Question

Find the point on the graph of √(x+1) that lies closest to point ( 4,0).

Answer 1

The distance between a point on the curve and the point (0,4) is:
\[d= \sqrt{(x-4)**2+x+1}=\sqrt{x**2 -7x+17}\]
\[d=\sqrt{(x-3.5)**2 +4.75}\]
d is minimum when x=3.5
and y=sqrt(3.5+1)=sqrt(4.5)=2.12

Answer 2

Is that the formula for the distance of a curve to a point, the one they teach in grade 10 or something?

Answer 3

we dont want the distance, we want the point closest, and the answer is wrong :/

Answer 4

the closed point is (3.5,2.12)

Answer 5

wait... is that a basic equation? it's for my calculus class and I didn't see you use any derivative or anything

Answer 6

@galanh its odd my solution sheet has a different way, I'm just trying to understand the method sorry :/

Answer 7

I used this graph

Answer 8

thats the solution using derivative, but I don't understand why we would set the first derivative to 0 to find the critical points, just seems odd to me

Answer 9

Thanks for the solution with derivative.

Entries shown -
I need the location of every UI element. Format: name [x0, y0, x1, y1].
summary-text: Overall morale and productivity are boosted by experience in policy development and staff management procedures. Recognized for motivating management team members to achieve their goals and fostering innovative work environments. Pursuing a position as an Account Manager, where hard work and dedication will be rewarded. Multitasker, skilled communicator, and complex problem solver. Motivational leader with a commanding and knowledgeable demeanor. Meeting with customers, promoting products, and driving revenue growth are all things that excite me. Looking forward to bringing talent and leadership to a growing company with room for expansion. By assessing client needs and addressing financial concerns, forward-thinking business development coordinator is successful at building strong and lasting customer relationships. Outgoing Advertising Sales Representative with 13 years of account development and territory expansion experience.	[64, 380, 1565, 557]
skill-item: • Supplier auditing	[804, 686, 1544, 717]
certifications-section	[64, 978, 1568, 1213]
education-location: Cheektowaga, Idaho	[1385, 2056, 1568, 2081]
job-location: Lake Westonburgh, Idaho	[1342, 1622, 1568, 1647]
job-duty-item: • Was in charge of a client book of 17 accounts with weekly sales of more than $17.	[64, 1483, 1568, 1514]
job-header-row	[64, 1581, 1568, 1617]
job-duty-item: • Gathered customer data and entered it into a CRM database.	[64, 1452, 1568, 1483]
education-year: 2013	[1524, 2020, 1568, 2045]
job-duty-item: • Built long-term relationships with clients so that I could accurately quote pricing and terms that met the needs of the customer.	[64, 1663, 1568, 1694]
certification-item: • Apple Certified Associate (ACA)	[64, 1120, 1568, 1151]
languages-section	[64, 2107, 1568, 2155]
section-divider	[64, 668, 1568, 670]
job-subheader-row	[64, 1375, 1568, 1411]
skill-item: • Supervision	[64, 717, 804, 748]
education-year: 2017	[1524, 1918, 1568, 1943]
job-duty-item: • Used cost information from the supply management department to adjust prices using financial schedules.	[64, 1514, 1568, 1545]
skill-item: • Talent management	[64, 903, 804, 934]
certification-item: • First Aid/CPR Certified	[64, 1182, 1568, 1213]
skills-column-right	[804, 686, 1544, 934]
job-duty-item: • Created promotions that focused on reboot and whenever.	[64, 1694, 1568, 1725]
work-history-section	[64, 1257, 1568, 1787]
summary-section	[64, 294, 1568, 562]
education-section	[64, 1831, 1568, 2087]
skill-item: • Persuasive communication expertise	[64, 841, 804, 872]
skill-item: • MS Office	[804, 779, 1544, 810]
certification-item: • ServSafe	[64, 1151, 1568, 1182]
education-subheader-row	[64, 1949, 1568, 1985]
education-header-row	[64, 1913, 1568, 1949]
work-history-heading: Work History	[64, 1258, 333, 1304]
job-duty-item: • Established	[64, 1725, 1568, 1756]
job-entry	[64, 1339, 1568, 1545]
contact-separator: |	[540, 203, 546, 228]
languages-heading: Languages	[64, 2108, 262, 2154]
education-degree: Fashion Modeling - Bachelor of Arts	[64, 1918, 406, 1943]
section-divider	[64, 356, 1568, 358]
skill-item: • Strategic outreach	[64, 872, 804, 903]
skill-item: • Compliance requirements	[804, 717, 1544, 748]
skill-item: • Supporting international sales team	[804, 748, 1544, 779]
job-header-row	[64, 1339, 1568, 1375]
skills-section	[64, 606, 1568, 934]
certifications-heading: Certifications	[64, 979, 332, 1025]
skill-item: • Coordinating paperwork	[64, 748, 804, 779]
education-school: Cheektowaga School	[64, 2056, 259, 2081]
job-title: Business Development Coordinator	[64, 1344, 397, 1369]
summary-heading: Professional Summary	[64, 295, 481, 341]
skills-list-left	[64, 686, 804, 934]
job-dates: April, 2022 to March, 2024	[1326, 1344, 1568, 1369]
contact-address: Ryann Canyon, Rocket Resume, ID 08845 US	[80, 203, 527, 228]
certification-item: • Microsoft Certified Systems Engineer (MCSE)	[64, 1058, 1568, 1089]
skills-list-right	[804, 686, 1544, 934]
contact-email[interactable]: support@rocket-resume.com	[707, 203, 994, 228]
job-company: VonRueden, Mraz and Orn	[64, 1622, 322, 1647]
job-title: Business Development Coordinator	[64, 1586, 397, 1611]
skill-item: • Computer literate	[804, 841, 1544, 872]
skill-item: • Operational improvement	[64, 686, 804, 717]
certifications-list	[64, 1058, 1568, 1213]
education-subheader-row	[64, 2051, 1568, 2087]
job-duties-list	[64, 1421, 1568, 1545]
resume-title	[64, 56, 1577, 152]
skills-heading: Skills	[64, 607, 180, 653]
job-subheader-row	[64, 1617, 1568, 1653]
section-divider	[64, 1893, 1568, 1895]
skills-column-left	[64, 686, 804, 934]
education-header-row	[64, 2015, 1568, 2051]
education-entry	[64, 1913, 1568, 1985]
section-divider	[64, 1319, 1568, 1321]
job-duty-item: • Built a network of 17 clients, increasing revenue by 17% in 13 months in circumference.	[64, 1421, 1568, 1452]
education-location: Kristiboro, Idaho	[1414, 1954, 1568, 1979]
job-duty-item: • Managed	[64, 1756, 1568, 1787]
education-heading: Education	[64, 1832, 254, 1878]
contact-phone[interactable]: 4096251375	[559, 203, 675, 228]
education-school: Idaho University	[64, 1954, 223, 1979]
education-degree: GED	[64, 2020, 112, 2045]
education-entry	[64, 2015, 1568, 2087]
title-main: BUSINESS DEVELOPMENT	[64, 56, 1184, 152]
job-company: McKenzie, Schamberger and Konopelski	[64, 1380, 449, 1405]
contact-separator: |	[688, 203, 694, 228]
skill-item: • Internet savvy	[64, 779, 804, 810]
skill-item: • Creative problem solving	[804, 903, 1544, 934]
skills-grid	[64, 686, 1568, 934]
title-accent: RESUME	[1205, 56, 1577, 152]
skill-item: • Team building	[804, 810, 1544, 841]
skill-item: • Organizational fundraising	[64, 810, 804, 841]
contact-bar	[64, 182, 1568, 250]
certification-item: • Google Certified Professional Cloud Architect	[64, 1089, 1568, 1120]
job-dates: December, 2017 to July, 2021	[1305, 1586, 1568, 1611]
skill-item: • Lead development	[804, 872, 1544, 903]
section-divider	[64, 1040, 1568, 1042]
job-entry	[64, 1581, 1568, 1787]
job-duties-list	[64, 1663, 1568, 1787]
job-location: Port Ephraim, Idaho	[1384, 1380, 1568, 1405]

List of tasks -
1 - Do these statements agree with the closest-point thread? For each, answer yes or no and quote the deciding words. (a) Answer 1 finds that the distance is smallest at x = 3.5. (b) Answer 4 names the point as (3.5,2.12). (c) Answer 3 accepts the result of Answer 1 as correct.
2 - Give a continuation of the closest-point thread, picking up after its final line.
The rows are material separate from the closest-point thread.

Task answers -
1 -
(a) Yes: "d is minimum when x=3.5"
(b) Yes: "the closed point is (3.5,2.12)"
(c) No: "the answer is wrong :/"

2 -
Answer 10

do you understand that solution? I don't understand it that was why i asked the question in the first place

Answer 11

I am not good with derivatives!
derivative of a function equal to zero, gives you the minimum of the function!

Answer 12

Errr thanks for the help :) i'll try to figure out the rest on my own haha

Answer 13

My pleasure!